Exercise directions:
Every record here should be printed again exactly.

Records shown:
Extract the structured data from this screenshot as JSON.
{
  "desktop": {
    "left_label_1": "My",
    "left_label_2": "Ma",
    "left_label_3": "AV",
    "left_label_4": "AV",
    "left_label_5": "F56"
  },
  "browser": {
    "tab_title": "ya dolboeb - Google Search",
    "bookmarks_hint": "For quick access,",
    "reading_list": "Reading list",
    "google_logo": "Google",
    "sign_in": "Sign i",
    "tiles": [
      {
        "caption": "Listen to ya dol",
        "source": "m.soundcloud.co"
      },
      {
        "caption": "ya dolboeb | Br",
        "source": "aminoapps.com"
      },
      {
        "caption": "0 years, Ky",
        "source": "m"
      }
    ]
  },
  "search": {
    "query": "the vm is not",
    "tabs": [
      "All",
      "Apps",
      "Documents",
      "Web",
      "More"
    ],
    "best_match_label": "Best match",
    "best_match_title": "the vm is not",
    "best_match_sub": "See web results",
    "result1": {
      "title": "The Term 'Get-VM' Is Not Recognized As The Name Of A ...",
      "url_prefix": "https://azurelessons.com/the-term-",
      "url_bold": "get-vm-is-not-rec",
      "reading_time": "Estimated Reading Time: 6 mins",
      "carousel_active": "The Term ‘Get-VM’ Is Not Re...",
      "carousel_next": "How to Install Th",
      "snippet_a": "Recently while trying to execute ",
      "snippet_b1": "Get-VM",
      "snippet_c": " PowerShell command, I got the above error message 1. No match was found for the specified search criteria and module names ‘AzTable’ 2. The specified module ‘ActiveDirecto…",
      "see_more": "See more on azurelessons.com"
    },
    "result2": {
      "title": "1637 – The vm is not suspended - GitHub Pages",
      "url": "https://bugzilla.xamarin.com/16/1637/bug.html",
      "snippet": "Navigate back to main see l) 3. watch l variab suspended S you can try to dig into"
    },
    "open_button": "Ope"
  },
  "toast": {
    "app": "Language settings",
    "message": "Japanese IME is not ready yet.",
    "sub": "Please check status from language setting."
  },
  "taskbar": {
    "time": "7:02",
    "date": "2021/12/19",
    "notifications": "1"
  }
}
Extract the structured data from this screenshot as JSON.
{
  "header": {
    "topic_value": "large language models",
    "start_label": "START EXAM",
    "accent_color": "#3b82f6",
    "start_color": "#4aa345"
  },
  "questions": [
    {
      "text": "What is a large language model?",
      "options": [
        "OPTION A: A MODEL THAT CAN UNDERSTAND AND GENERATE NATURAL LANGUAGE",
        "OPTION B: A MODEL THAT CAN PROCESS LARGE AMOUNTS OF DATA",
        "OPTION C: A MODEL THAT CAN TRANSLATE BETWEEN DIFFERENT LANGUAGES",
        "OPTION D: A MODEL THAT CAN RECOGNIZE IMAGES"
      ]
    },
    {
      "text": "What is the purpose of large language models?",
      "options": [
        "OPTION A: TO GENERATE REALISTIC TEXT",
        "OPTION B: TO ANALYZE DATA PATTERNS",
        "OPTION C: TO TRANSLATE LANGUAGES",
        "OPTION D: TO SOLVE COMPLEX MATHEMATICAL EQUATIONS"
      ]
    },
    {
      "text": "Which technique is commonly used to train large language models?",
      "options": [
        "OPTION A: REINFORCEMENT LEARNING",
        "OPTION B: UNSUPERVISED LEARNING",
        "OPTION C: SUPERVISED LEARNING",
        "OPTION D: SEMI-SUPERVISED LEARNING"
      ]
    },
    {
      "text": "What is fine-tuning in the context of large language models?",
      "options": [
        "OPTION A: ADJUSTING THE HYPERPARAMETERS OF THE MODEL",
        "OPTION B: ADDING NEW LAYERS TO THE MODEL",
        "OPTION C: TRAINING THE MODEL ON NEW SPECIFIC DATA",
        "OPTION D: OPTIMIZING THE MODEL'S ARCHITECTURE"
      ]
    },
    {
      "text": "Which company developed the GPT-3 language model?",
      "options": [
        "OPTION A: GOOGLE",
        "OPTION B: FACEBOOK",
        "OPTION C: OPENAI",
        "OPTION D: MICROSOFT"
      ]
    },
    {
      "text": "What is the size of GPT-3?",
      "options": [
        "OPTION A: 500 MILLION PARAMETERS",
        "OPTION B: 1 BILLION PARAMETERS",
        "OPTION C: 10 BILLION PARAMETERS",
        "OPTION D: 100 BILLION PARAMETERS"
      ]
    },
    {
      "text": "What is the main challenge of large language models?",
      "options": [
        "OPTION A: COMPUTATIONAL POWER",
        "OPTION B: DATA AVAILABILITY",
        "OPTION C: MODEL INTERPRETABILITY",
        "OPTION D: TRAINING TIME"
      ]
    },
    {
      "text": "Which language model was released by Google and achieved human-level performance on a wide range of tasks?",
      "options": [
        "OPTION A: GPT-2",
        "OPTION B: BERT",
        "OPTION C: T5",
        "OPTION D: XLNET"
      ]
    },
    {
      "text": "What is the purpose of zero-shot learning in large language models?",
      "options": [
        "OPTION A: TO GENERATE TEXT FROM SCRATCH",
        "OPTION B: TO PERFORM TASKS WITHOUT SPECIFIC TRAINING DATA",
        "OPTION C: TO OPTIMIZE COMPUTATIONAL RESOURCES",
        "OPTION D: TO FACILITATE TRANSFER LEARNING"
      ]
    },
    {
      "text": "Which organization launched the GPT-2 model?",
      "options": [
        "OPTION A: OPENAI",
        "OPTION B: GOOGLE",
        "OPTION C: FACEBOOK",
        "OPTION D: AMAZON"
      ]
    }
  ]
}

Solution to the problem:
Extract the structured data from this screenshot as JSON.
{
  "desktop": {
    "left_label_1": "My",
    "left_label_2": "Ma",
    "left_label_3": "AV",
    "left_label_4": "AV",
    "left_label_5": "F56"
  },
  "browser": {
    "tab_title": "ya dolboeb - Google Search",
    "bookmarks_hint": "For quick access,",
    "reading_list": "Reading list",
    "google_logo": "Google",
    "sign_in": "Sign i",
    "tiles": [
      {
        "caption": "Listen to ya dol",
        "source": "m.soundcloud.co"
      },
      {
        "caption": "ya dolboeb | Br",
        "source": "aminoapps.com"
      },
      {
        "caption": "0 years, Ky",
        "source": "m"
      }
    ]
  },
  "search": {
    "query": "the vm is not",
    "tabs": [
      "All",
      "Apps",
      "Documents",
      "Web",
      "More"
    ],
    "best_match_label": "Best match",
    "best_match_title": "the vm is not",
    "best_match_sub": "See web results",
    "result1": {
      "title": "The Term 'Get-VM' Is Not Recognized As The Name Of A ...",
      "url_prefix": "https://azurelessons.com/the-term-",
      "url_bold": "get-vm-is-not-rec",
      "reading_time": "Estimated Reading Time: 6 mins",
      "carousel_active": "The Term ‘Get-VM’ Is Not Re...",
      "carousel_next": "How to Install Th",
      "snippet_a": "Recently while trying to execute ",
      "snippet_b1": "Get-VM",
      "snippet_c": " PowerShell command, I got the above error message 1. No match was found for the specified search criteria and module names ‘AzTable’ 2. The specified module ‘ActiveDirecto…",
      "see_more": "See more on azurelessons.com"
    },
    "result2": {
      "title": "1637 – The vm is not suspended - GitHub Pages",
      "url": "https://bugzilla.xamarin.com/16/1637/bug.html",
      "snippet": "Navigate back to main see l) 3. watch l variab suspended S you can try to dig into"
    },
    "open_button": "Ope"
  },
  "toast": {
    "app": "Language settings",
    "message": "Japanese IME is not ready yet.",
    "sub": "Please check status from language setting."
  },
  "taskbar": {
    "time": "7:02",
    "date": "2021/12/19",
    "notifications": "1"
  }
}
Extract the structured data from this screenshot as JSON.
{
  "header": {
    "topic_value": "large language models",
    "start_label": "START EXAM",
    "accent_color": "#3b82f6",
    "start_color": "#4aa345"
  },
  "questions": [
    {
      "text": "What is a large language model?",
      "options": [
        "OPTION A: A MODEL THAT CAN UNDERSTAND AND GENERATE NATURAL LANGUAGE",
        "OPTION B: A MODEL THAT CAN PROCESS LARGE AMOUNTS OF DATA",
        "OPTION C: A MODEL THAT CAN TRANSLATE BETWEEN DIFFERENT LANGUAGES",
        "OPTION D: A MODEL THAT CAN RECOGNIZE IMAGES"
      ]
    },
    {
      "text": "What is the purpose of large language models?",
      "options": [
        "OPTION A: TO GENERATE REALISTIC TEXT",
        "OPTION B: TO ANALYZE DATA PATTERNS",
        "OPTION C: TO TRANSLATE LANGUAGES",
        "OPTION D: TO SOLVE COMPLEX MATHEMATICAL EQUATIONS"
      ]
    },
    {
      "text": "Which technique is commonly used to train large language models?",
      "options": [
        "OPTION A: REINFORCEMENT LEARNING",
        "OPTION B: UNSUPERVISED LEARNING",
        "OPTION C: SUPERVISED LEARNING",
        "OPTION D: SEMI-SUPERVISED LEARNING"
      ]
    },
    {
      "text": "What is fine-tuning in the context of large language models?",
      "options": [
        "OPTION A: ADJUSTING THE HYPERPARAMETERS OF THE MODEL",
        "OPTION B: ADDING NEW LAYERS TO THE MODEL",
        "OPTION C: TRAINING THE MODEL ON NEW SPECIFIC DATA",
        "OPTION D: OPTIMIZING THE MODEL'S ARCHITECTURE"
      ]
    },
    {
      "text": "Which company developed the GPT-3 language model?",
      "options": [
        "OPTION A: GOOGLE",
        "OPTION B: FACEBOOK",
        "OPTION C: OPENAI",
        "OPTION D: MICROSOFT"
      ]
    },
    {
      "text": "What is the size of GPT-3?",
      "options": [
        "OPTION A: 500 MILLION PARAMETERS",
        "OPTION B: 1 BILLION PARAMETERS",
        "OPTION C: 10 BILLION PARAMETERS",
        "OPTION D: 100 BILLION PARAMETERS"
      ]
    },
    {
      "text": "What is the main challenge of large language models?",
      "options": [
        "OPTION A: COMPUTATIONAL POWER",
        "OPTION B: DATA AVAILABILITY",
        "OPTION C: MODEL INTERPRETABILITY",
        "OPTION D: TRAINING TIME"
      ]
    },
    {
      "text": "Which language model was released by Google and achieved human-level performance on a wide range of tasks?",
      "options": [
        "OPTION A: GPT-2",
        "OPTION B: BERT",
        "OPTION C: T5",
        "OPTION D: XLNET"
      ]
    },
    {
      "text": "What is the purpose of zero-shot learning in large language models?",
      "options": [
        "OPTION A: TO GENERATE TEXT FROM SCRATCH",
        "OPTION B: TO PERFORM TASKS WITHOUT SPECIFIC TRAINING DATA",
        "OPTION C: TO OPTIMIZE COMPUTATIONAL RESOURCES",
        "OPTION D: TO FACILITATE TRANSFER LEARNING"
      ]
    },
    {
      "text": "Which organization launched the GPT-2 model?",
      "options": [
        "OPTION A: OPENAI",
        "OPTION B: GOOGLE",
        "OPTION C: FACEBOOK",
        "OPTION D: AMAZON"
      ]
    }
  ]
}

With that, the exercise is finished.